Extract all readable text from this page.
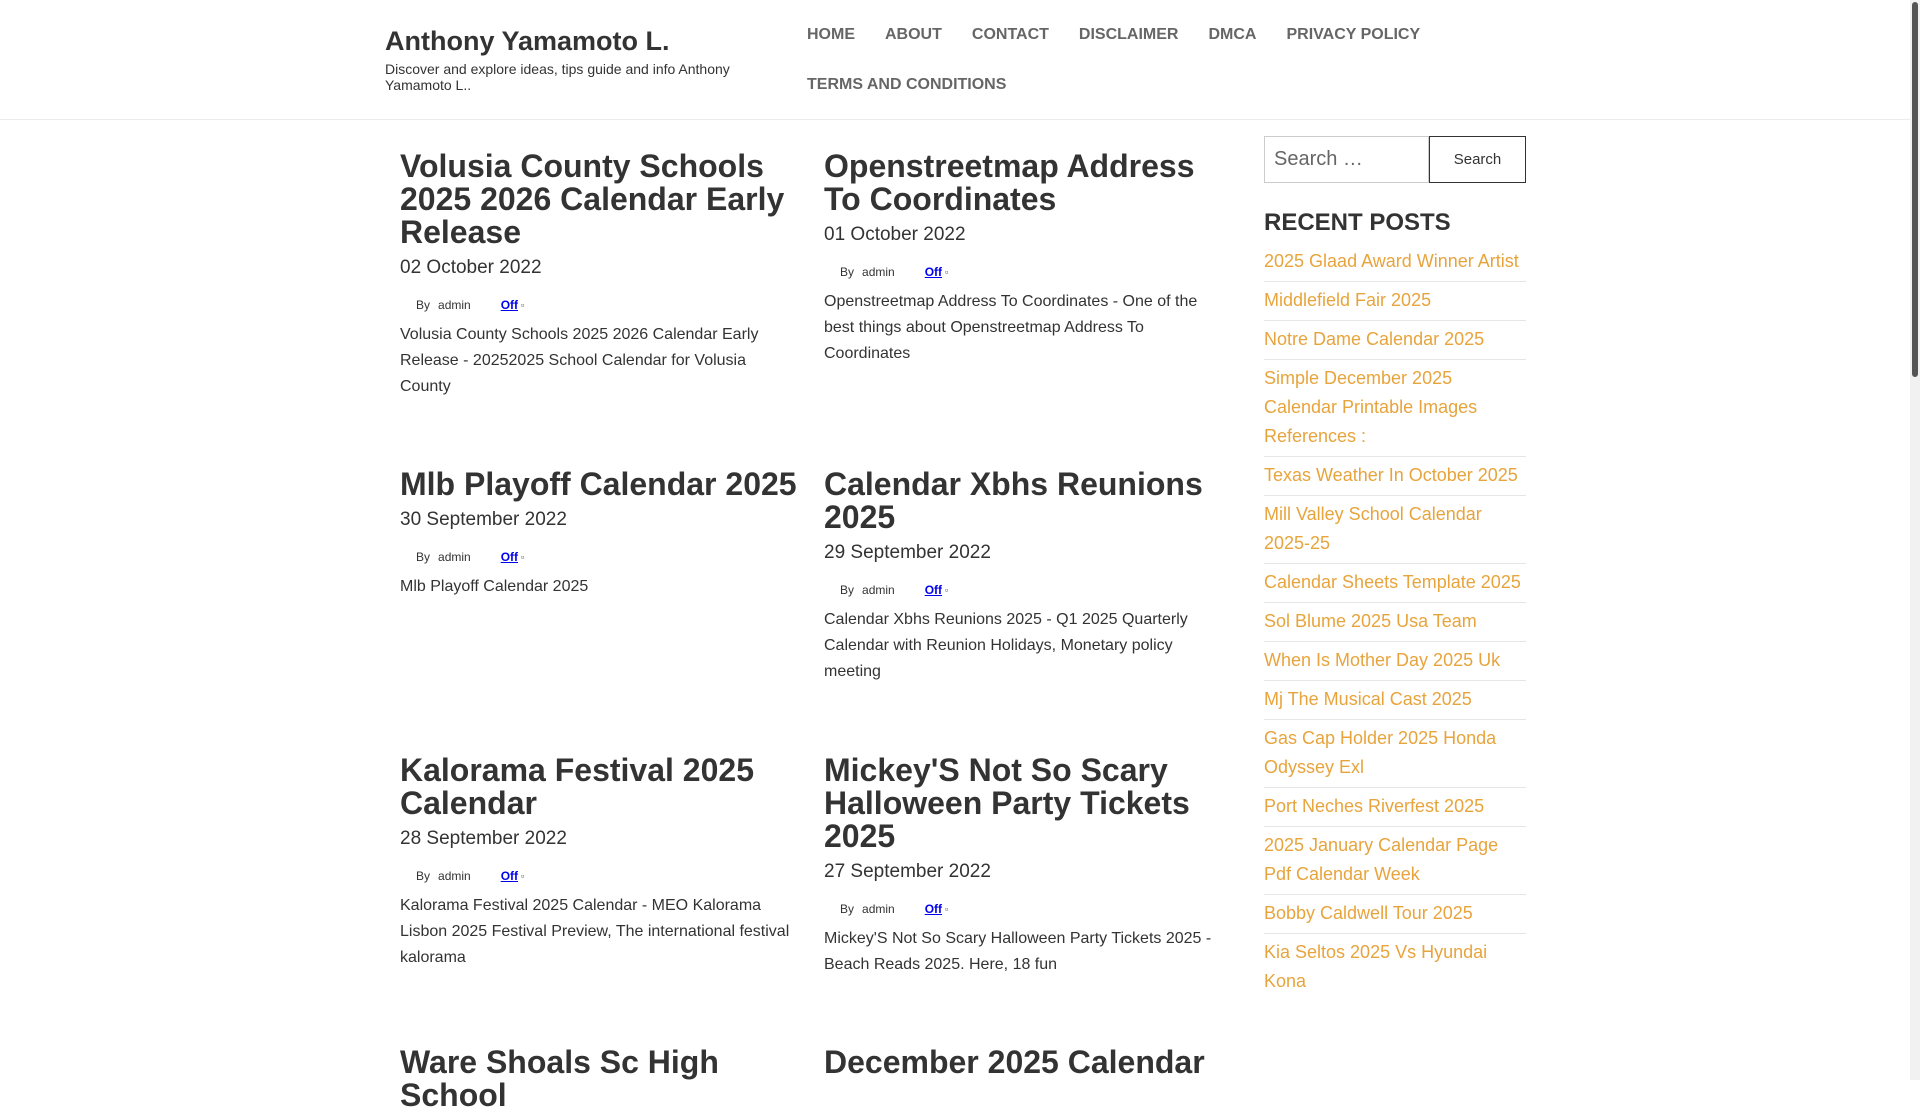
Anthony Yamamoto L.

Discover and explore ideas, tips guide and info Anthony Yamamoto L..

HOME	ABOUT	CONTACT	DISCLAIMER	DMCA	PRIVACY POLICY
TERMS AND CONDITIONS
Volusia County Schools 2025 2026 Calendar Early Release
02 October 2022
● By admin	● Off ▫

Volusia County Schools 2025 2026 Calendar Early Release - 20252025 School Calendar for Volusia County

Openstreetmap Address To Coordinates
01 October 2022
● By admin	● Off ▫

Openstreetmap Address To Coordinates - One of the best things about Openstreetmap Address To Coordinates

Mlb Playoff Calendar 2025
30 September 2022
● By admin	● Off ▫

Mlb Playoff Calendar 2025

Calendar Xbhs Reunions 2025
29 September 2022
● By admin	● Off ▫

Calendar Xbhs Reunions 2025 - Q1 2025 Quarterly Calendar with Reunion Holidays, Monetary policy meeting

Kalorama Festival 2025 Calendar
28 September 2022
● By admin	● Off ▫

Kalorama Festival 2025 Calendar - MEO Kalorama Lisbon 2025 Festival Preview, The international festival kalorama

Mickey'S Not So Scary Halloween Party Tickets 2025
27 September 2022
● By admin	● Off ▫

Mickey'S Not So Scary Halloween Party Tickets 2025 - Beach Reads 2025. Here, 18 fun

Ware Shoals Sc High School
December 2025 Calendar
Search …
Search
RECENT POSTS
2025 Glaad Award Winner Artist
Middlefield Fair 2025
Notre Dame Calendar 2025
Simple December 2025 Calendar Printable Images References :
Texas Weather In October 2025
Mill Valley School Calendar 2025-25
Calendar Sheets Template 2025
Sol Blume 2025 Usa Team
When Is Mother Day 2025 Uk
Mj The Musical Cast 2025
Gas Cap Holder 2025 Honda Odyssey Exl
Port Neches Riverfest 2025
2025 January Calendar Page Pdf Calendar Week
Bobby Caldwell Tour 2025
Kia Seltos 2025 Vs Hyundai Kona
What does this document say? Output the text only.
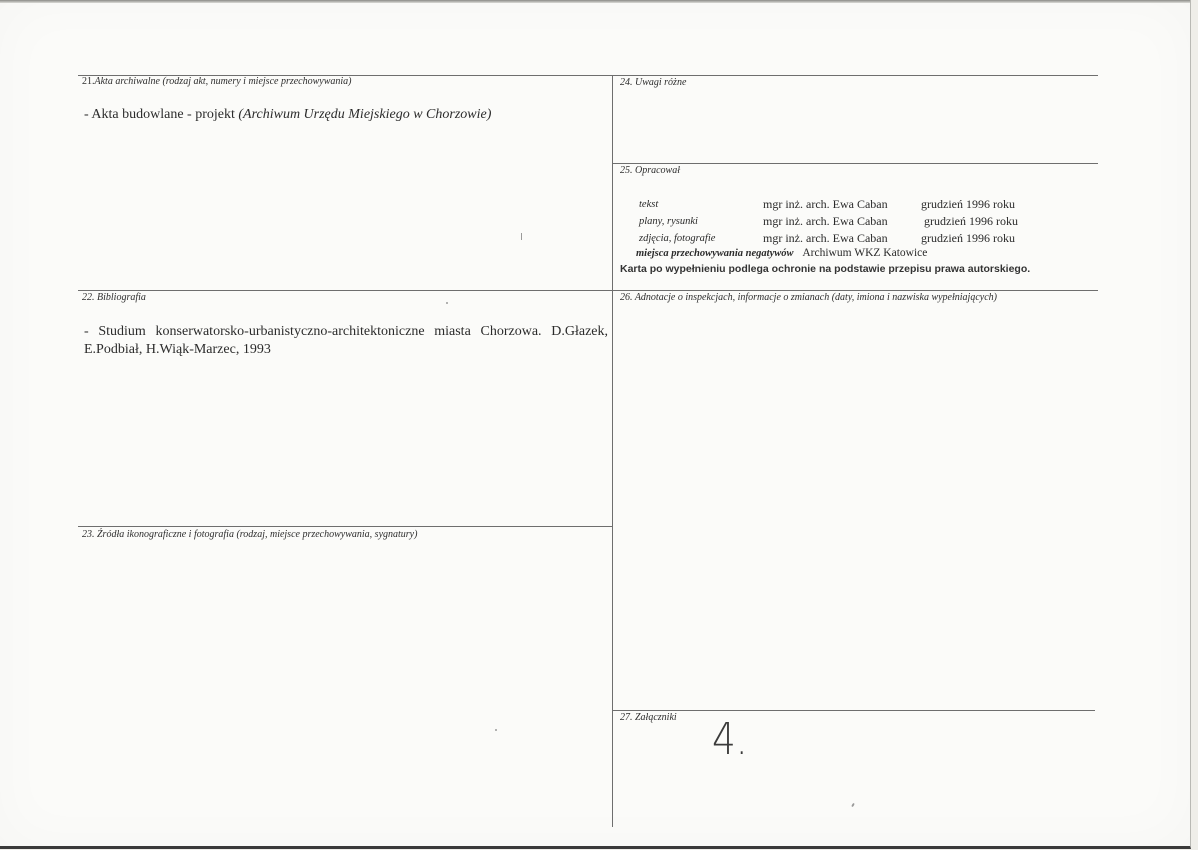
21.Akta archiwalne (rodzaj akt, numery i miejsce przechowywania)
- Akta budowlane - projekt (Archiwum Urzędu Miejskiego w Chorzowie)
24. Uwagi różne
25. Opracował
tekst	mgr inż. arch. Ewa Caban	grudzień 1996 roku
plany, rysunki	mgr inż. arch. Ewa Caban	grudzień 1996 roku
zdjęcia, fotografie	mgr inż. arch. Ewa Caban	grudzień 1996 roku
miejsca przechowywania negatywów Archiwum WKZ Katowice
Karta po wypełnieniu podlega ochronie na podstawie przepisu prawa autorskiego.
22. Bibliografia
- Studium konserwatorsko-urbanistyczno-architektoniczne miasta Chorzowa. D.Głazek, E.Podbiał, H.Wiąk-Marzec, 1993
26. Adnotacje o inspekcjach, informacje o zmianach (daty, imiona i nazwiska wypełniających)
23. Źródła ikonograficzne i fotografia (rodzaj, miejsce przechowywania, sygnatury)
27. Załączniki 4.
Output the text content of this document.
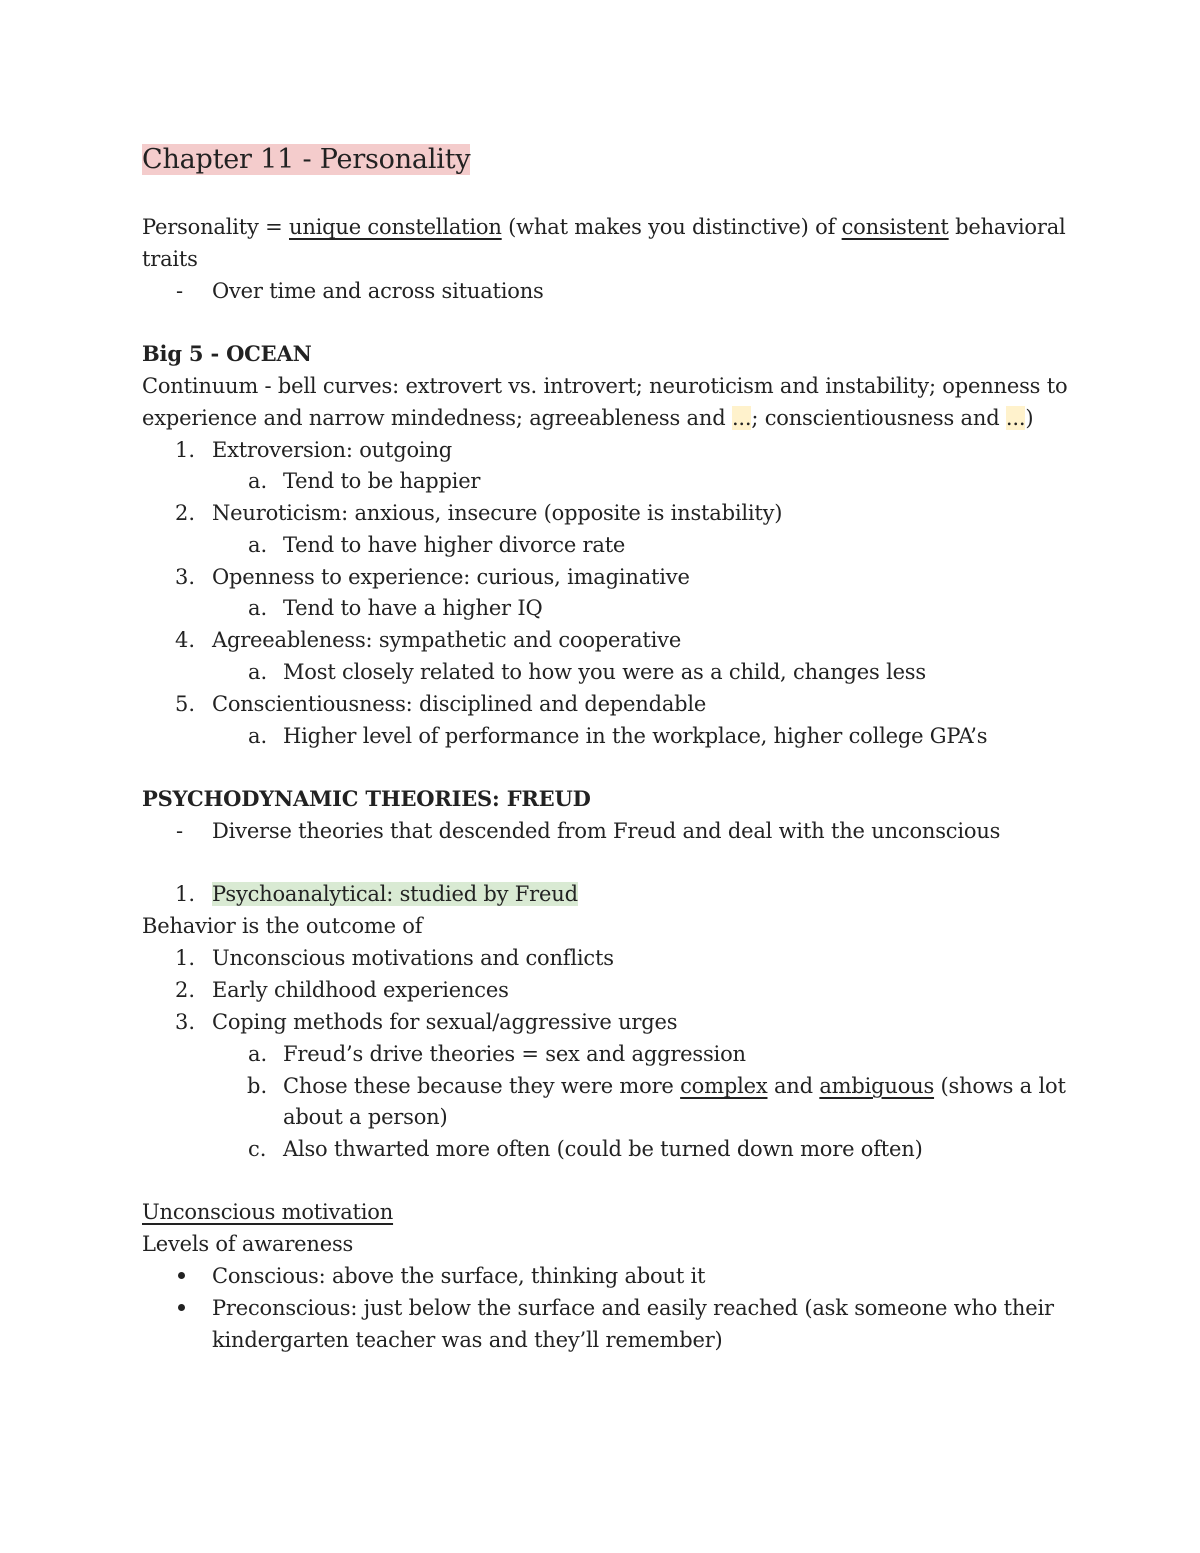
Chapter 11 - Personality
Personality = unique constellation (what makes you distinctive) of consistent behavioral
traits
- Over time and across situations
Big 5 - OCEAN
Continuum - bell curves: extrovert vs. introvert; neuroticism and instability; openness to
experience and narrow mindedness; agreeableness and ...; conscientiousness and ...)
1. Extroversion: outgoing
a. Tend to be happier
2. Neuroticism: anxious, insecure (opposite is instability)
a. Tend to have higher divorce rate
3. Openness to experience: curious, imaginative
a. Tend to have a higher IQ
4. Agreeableness: sympathetic and cooperative
a. Most closely related to how you were as a child, changes less
5. Conscientiousness: disciplined and dependable
a. Higher level of performance in the workplace, higher college GPA’s
PSYCHODYNAMIC THEORIES: FREUD
- Diverse theories that descended from Freud and deal with the unconscious
1. Psychoanalytical: studied by Freud
Behavior is the outcome of
1. Unconscious motivations and conflicts
2. Early childhood experiences
3. Coping methods for sexual/aggressive urges
a. Freud’s drive theories = sex and aggression
b. Chose these because they were more complex and ambiguous (shows a lot
about a person)
c. Also thwarted more often (could be turned down more often)
Unconscious motivation
Levels of awareness
Conscious: above the surface, thinking about it
Preconscious: just below the surface and easily reached (ask someone who their
kindergarten teacher was and they’ll remember)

·····

GOAL:
Which lines above hold the word "Kalorama"? Copy each of them.

FULL ANSWER:
Kalorama Festival 2025 Calendar
Kalorama Festival 2025 Calendar - MEO Kalorama Lisbon 2025 Festival Preview, The international festival kalorama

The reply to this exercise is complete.